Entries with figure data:
┌────────

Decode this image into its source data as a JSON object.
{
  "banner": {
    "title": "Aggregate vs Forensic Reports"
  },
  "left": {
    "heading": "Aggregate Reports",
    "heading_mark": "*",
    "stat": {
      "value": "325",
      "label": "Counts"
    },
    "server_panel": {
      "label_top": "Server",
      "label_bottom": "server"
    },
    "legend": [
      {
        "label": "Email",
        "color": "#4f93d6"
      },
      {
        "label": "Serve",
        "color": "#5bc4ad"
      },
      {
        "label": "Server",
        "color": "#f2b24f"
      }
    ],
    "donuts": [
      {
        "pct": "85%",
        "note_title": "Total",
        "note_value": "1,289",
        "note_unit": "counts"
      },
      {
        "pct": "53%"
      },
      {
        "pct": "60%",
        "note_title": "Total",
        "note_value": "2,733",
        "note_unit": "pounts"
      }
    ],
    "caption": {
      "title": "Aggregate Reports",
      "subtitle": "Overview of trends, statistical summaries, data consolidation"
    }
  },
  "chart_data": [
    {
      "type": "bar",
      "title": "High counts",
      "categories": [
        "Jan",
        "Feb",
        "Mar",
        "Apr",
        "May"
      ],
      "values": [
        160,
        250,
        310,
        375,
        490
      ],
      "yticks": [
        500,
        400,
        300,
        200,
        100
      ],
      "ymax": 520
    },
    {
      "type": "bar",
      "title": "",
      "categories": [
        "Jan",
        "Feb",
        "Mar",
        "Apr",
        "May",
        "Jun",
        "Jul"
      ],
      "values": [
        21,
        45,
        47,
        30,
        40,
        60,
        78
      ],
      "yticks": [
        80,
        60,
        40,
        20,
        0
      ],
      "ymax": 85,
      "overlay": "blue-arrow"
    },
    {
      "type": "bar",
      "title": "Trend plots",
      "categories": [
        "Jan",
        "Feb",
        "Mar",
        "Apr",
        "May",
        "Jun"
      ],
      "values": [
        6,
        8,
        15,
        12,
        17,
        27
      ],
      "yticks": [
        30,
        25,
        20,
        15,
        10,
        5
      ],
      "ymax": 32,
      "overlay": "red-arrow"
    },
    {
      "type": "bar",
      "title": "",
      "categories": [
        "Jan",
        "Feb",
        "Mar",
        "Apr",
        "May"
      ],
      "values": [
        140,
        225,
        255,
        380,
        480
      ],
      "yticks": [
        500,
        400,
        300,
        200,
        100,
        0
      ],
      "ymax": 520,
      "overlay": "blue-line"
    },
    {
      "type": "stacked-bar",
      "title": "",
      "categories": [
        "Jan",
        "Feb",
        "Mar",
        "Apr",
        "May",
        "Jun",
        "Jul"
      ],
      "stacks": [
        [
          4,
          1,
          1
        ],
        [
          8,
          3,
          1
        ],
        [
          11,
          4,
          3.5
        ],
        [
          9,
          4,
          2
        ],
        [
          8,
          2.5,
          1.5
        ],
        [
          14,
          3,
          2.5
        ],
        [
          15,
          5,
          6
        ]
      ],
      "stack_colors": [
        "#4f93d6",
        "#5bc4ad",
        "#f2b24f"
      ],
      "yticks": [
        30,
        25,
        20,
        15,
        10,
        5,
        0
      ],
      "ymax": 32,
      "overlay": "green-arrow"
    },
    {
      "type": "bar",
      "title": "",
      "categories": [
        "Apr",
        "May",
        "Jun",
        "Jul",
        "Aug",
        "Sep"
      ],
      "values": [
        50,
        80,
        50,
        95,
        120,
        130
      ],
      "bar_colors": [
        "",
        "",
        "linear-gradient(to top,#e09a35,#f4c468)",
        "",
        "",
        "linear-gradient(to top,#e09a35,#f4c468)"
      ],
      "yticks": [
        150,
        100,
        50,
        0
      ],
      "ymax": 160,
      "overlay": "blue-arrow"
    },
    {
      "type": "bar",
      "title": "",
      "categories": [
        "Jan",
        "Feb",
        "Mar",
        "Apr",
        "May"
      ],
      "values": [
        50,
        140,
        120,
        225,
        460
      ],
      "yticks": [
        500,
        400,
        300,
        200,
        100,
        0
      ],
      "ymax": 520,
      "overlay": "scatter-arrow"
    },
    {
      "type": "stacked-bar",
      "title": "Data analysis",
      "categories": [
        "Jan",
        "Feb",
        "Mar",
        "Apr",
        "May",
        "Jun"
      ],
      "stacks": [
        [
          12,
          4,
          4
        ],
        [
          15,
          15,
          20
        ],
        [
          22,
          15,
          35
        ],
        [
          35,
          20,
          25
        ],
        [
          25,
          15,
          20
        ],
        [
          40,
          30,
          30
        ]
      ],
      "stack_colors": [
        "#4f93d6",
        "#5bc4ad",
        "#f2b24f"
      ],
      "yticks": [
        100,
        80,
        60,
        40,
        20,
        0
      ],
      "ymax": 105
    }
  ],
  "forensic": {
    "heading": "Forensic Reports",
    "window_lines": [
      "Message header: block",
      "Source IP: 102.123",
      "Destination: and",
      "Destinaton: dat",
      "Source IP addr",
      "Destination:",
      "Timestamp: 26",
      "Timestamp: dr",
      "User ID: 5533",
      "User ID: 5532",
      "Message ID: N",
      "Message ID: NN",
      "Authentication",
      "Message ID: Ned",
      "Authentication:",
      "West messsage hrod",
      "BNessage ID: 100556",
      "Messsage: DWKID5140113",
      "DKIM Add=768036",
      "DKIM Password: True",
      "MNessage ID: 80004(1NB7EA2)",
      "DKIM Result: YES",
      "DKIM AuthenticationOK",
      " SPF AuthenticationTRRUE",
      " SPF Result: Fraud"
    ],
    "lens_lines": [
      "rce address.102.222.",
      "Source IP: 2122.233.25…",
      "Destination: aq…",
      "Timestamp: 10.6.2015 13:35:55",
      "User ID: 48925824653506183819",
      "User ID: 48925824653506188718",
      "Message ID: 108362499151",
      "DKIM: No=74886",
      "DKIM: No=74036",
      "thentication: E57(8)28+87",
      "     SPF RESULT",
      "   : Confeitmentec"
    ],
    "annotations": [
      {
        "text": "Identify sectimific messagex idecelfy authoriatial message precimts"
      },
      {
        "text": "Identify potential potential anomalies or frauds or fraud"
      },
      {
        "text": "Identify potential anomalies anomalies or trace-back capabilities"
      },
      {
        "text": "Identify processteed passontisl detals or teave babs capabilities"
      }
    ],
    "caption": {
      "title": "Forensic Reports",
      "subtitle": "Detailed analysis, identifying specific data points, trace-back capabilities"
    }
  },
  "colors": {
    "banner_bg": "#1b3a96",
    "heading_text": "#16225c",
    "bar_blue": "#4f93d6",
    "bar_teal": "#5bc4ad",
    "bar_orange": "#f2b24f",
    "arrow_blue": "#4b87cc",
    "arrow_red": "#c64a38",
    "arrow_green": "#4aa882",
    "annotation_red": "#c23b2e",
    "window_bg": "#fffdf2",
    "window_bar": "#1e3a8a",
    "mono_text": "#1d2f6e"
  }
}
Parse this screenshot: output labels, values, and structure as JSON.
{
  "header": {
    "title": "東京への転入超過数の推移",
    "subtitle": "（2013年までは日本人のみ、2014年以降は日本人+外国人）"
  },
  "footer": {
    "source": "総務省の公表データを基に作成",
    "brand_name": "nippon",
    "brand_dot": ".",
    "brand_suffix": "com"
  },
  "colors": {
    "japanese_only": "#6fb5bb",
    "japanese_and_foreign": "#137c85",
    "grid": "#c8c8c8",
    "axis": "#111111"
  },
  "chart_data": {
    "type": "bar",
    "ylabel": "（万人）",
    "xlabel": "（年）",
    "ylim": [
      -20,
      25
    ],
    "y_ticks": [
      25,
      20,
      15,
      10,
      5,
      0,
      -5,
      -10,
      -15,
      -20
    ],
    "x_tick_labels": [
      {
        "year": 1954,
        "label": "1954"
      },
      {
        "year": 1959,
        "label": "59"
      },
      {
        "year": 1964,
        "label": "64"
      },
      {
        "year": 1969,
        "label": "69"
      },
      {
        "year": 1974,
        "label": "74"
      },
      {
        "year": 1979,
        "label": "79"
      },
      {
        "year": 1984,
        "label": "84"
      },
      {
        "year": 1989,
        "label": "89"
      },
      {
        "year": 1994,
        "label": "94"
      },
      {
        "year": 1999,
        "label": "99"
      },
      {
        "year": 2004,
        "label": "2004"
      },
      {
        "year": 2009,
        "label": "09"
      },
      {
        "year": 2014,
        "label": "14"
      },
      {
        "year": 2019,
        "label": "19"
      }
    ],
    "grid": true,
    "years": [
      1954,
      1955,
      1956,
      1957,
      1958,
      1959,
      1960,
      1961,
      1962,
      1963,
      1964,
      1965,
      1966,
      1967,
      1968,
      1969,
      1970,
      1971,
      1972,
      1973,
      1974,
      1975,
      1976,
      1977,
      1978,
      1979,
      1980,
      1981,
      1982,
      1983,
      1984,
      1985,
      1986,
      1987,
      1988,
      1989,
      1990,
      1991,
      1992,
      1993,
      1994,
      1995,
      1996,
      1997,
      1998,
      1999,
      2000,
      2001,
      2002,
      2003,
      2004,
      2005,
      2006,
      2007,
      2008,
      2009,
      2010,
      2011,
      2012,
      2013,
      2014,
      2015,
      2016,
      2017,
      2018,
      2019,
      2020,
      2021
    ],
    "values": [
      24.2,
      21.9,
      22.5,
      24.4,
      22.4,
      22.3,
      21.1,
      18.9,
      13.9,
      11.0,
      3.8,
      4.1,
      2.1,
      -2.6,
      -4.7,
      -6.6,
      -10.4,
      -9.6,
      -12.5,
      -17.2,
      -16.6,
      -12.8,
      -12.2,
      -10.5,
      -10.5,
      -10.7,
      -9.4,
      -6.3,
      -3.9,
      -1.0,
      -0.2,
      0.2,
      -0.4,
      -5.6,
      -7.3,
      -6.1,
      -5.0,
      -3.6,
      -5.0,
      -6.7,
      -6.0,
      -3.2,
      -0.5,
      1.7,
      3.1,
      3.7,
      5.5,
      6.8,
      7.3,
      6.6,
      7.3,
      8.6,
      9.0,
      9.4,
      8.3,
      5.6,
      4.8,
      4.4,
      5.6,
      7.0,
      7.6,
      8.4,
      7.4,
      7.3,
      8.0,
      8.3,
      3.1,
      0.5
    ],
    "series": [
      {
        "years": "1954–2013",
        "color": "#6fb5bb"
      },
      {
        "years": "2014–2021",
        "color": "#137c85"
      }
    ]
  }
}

└────────

TASK
Pick out each line in the material containing "Destination".

FULL SOLUTION
      "Destination: and",
      "Destination:",
      "Destination: aq…",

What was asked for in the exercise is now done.